WORK INSTRUCTIONS >> Locate all lines in the data below that hold "грамотности" and show them.

DATA SUPPLIED >>
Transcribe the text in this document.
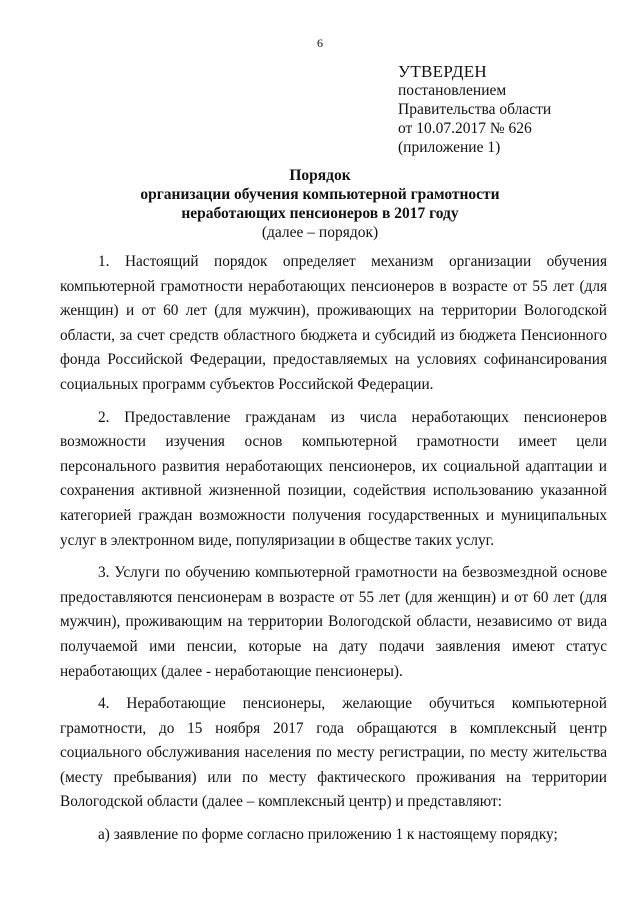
6
УТВЕРДЕН
постановлением
Правительства области
от 10.07.2017 № 626
(приложение 1)
Порядок
организации обучения компьютерной грамотности
неработающих пенсионеров в 2017 году
(далее – порядок)

1. Настоящий порядок определяет механизм организации обучения компьютерной грамотности неработающих пенсионеров в возрасте от 55 лет (для женщин) и от 60 лет (для мужчин), проживающих на территории Вологодской области, за счет средств областного бюджета и субсидий из бюджета Пенсионного фонда Российской Федерации, предоставляемых на условиях софинансирования социальных программ субъектов Российской Федерации.

2. Предоставление гражданам из числа неработающих пенсионеров возможности изучения основ компьютерной грамотности имеет цели персонального развития неработающих пенсионеров, их социальной адаптации и сохранения активной жизненной позиции, содействия использованию указанной категорией граждан возможности получения государственных и муниципальных услуг в электронном виде, популяризации в обществе таких услуг.

3. Услуги по обучению компьютерной грамотности на безвозмездной основе предоставляются пенсионерам в возрасте от 55 лет (для женщин) и от 60 лет (для мужчин), проживающим на территории Вологодской области, независимо от вида получаемой ими пенсии, которые на дату подачи заявления имеют статус неработающих (далее - неработающие пенсионеры).

4. Неработающие пенсионеры, желающие обучиться компьютерной грамотности, до 15 ноября 2017 года обращаются в комплексный центр социального обслуживания населения по месту регистрации, по месту жительства (месту пребывания) или по месту фактического проживания на территории Вологодской области (далее – комплексный центр) и представляют:

а) заявление по форме согласно приложению 1 к настоящему порядку;
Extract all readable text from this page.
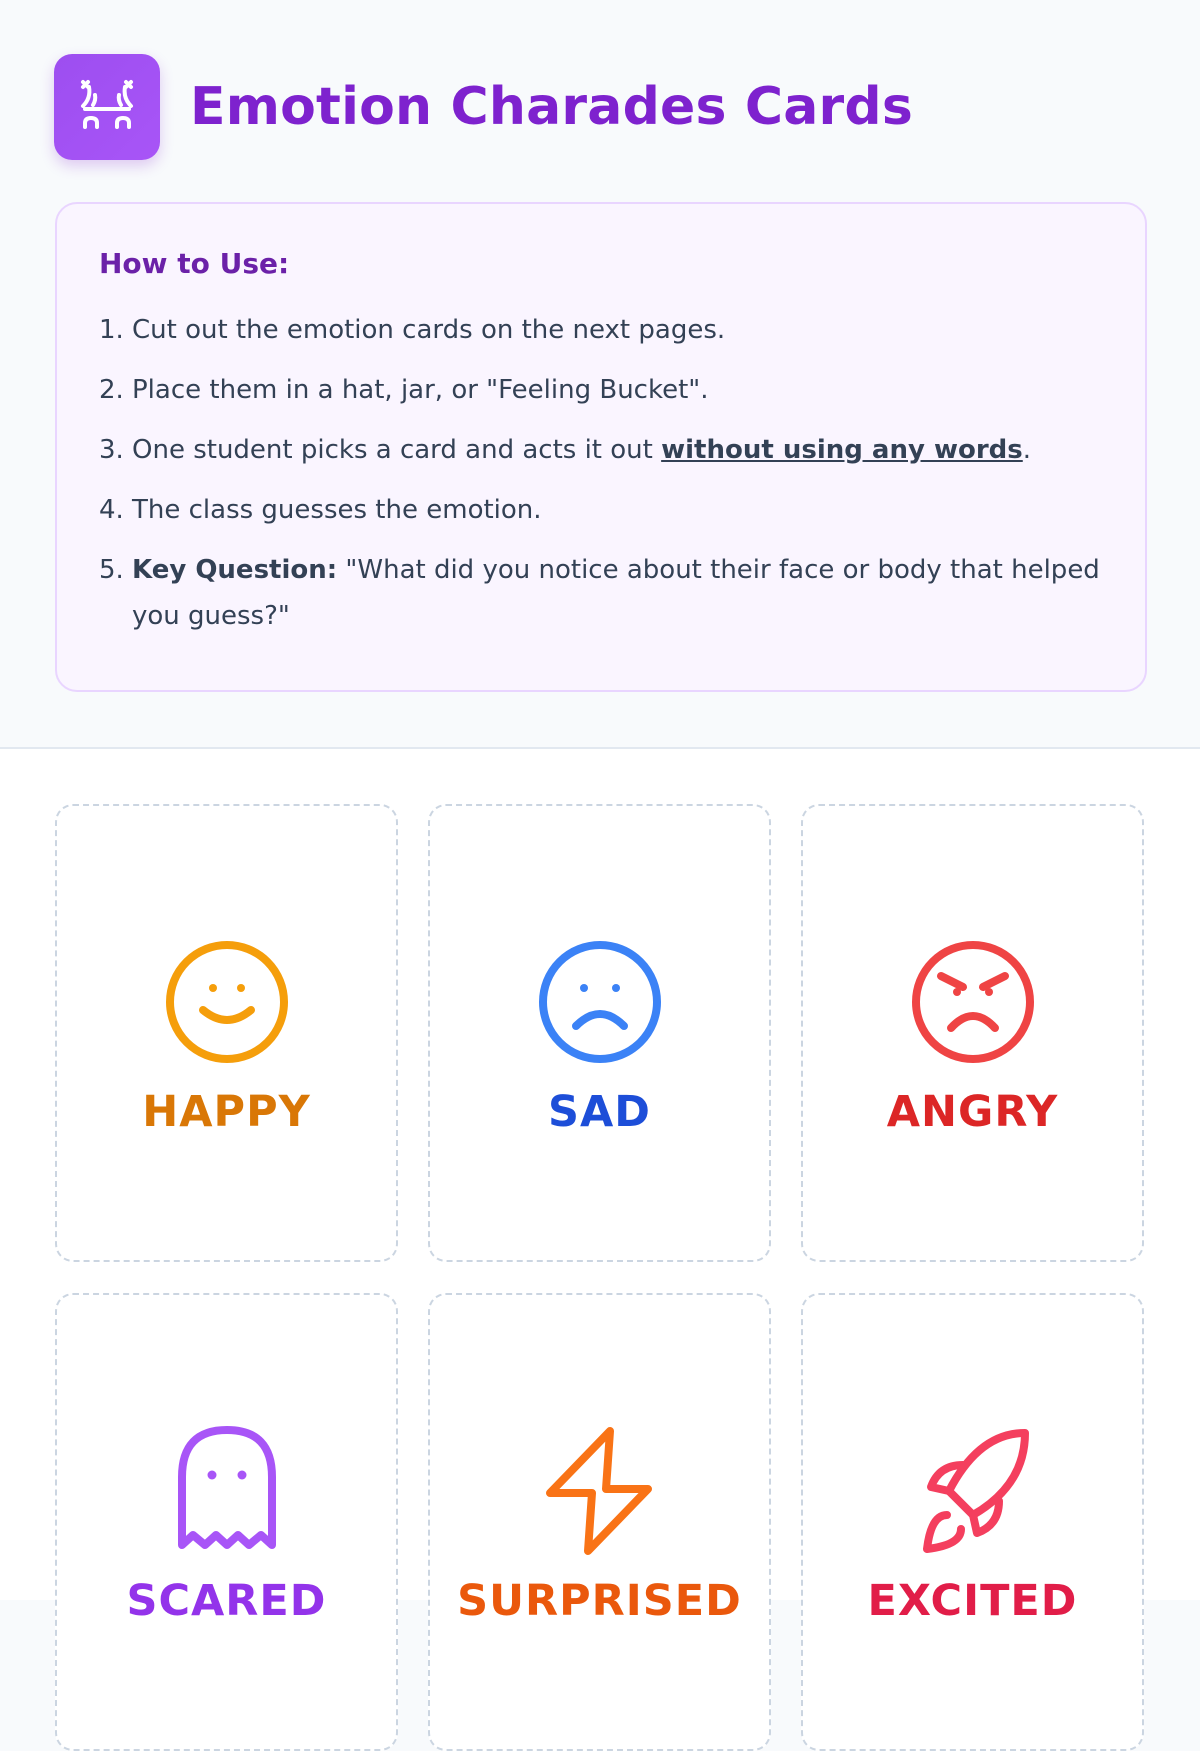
Emotion Charades Cards
How to Use:
1. Cut out the emotion cards on the next pages.
2. Place them in a hat, jar, or "Feeling Bucket".
3. One student picks a card and acts it out without using any words.
4. The class guesses the emotion.
5. Key Question: "What did you notice about their face or body that helped you guess?"
HAPPY	SAD	ANGRY
SCARED	SURPRISED	EXCITED
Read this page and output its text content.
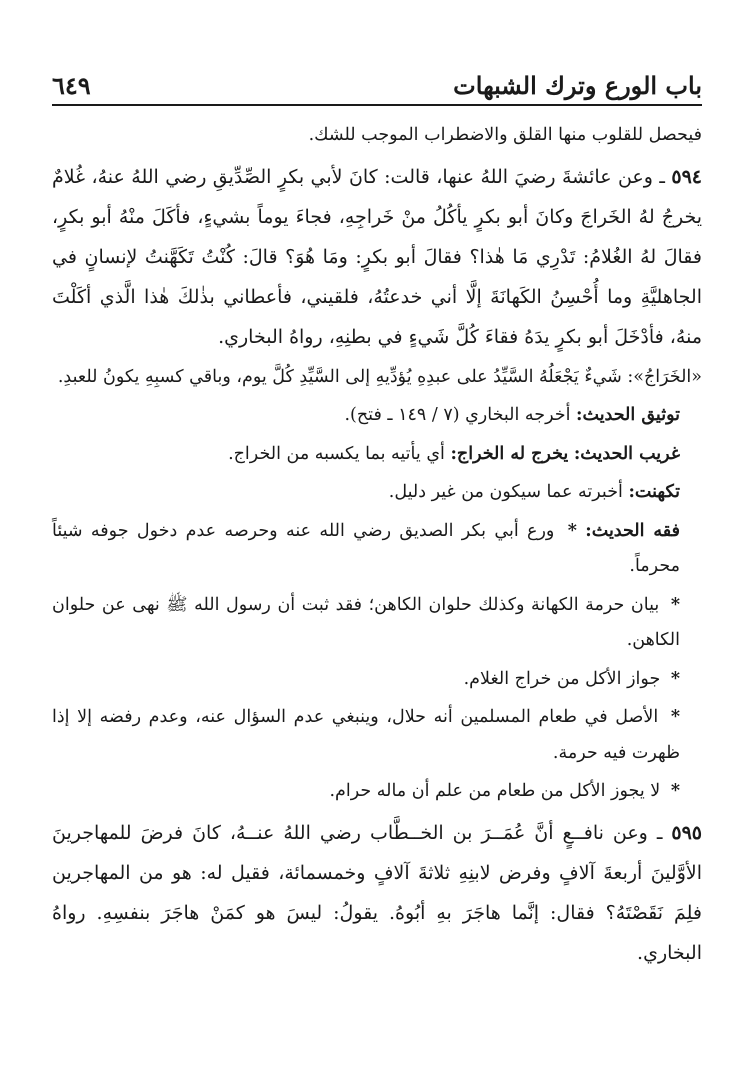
باب الورع وترك الشبهات
٦٤٩

فيحصل للقلوب منها القلق والاضطراب الموجب للشك.

٥٩٤ ـ وعن عائشةَ رضيَ اللهُ عنها، قالت: كانَ لأبي بكرٍ الصِّدِّيقِ رضي اللهُ عنهُ، غُلامٌ يخرجُ لهُ الخَراجَ وكانَ أبو بكرٍ يأكُلُ منْ خَراجِهِ، فجاءَ يوماً بشيءٍ، فأكَلَ منْهُ أبو بكرٍ، فقالَ لهُ الغُلامُ: تَدْرِي مَا هٰذا؟ فقالَ أبو بكرٍ: ومَا هُوَ؟ قالَ: كُنْتُ تَكَهَّنتُ لإنسانٍ في الجاهليَّةِ وما أُحْسِنُ الكَهانَةَ إلَّا أني خدعتُهُ، فلقيني، فأعطاني بذٰلكَ هٰذا الَّذي أكَلْتَ منهُ، فأدْخَلَ أبو بكرٍ يدَهُ فقاءَ كُلَّ شَيءٍ في بطنِهِ، رواهُ البخاري.

«الخَرَاجُ»: شَيءٌ يَجْعَلُهُ السَّيِّدُ على عبدِهِ يُؤدِّيهِ إلى السَّيِّدِ كُلَّ يوم، وباقي كسبِهِ يكونُ للعبدِ.

توثيق الحديث: أخرجه البخاري (٧ / ١٤٩ ـ فتح).

غريب الحديث: يخرج له الخراج: أي يأتيه بما يكسبه من الخراج.

تكهنت: أخبرته عما سيكون من غير دليل.

فقه الحديث: * ورع أبي بكر الصديق رضي الله عنه وحرصه عدم دخول جوفه شيئاً محرماً.

* بيان حرمة الكهانة وكذلك حلوان الكاهن؛ فقد ثبت أن رسول الله ﷺ نهى عن حلوان الكاهن.

* جواز الأكل من خراج الغلام.

* الأصل في طعام المسلمين أنه حلال، وينبغي عدم السؤال عنه، وعدم رفضه إلا إذا ظهرت فيه حرمة.

* لا يجوز الأكل من طعام من علم أن ماله حرام.

٥٩٥ ـ وعن نافــعٍ أنَّ عُمَــرَ بن الخــطَّاب رضي اللهُ عنــهُ، كانَ فرضَ للمهاجرينَ الأوَّلينَ أربعةَ آلافٍ وفرض لابنِهِ ثلاثةَ آلافٍ وخمسمائة، فقيل له: هو من المهاجرين فلِمَ نَقَصْتَهُ؟ فقال: إنَّما هاجَرَ بهِ أبُوهُ. يقولُ: ليسَ هو كمَنْ هاجَرَ بنفسِهِ. رواهُ البخاري.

CORRECT OUTPUT >>
организации обучения компьютерной грамотности
1. Настоящий порядок определяет механизм организации обучения компьютерной грамотности неработающих пенсионеров в возрасте от 55 лет (для женщин) и от 60 лет (для мужчин), проживающих на территории Вологодской области, за счет средств областного бюджета и субсидий из бюджета Пенсионного фонда Российской Федерации, предоставляемых на условиях софинансирования социальных программ субъектов Российской Федерации.
2. Предоставление гражданам из числа неработающих пенсионеров возможности изучения основ компьютерной грамотности имеет цели персонального развития неработающих пенсионеров, их социальной адаптации и сохранения активной жизненной позиции, содействия использованию указанной категорией граждан возможности получения государственных и муниципальных услуг в электронном виде, популяризации в обществе таких услуг.
3. Услуги по обучению компьютерной грамотности на безвозмездной основе предоставляются пенсионерам в возрасте от 55 лет (для женщин) и от 60 лет (для мужчин), проживающим на территории Вологодской области, независимо от вида получаемой ими пенсии, которые на дату подачи заявления имеют статус неработающих (далее - неработающие пенсионеры).
4. Неработающие пенсионеры, желающие обучиться компьютерной грамотности, до 15 ноября 2017 года обращаются в комплексный центр социального обслуживания населения по месту регистрации, по месту жительства (месту пребывания) или по месту фактического проживания на территории Вологодской области (далее – комплексный центр) и представляют:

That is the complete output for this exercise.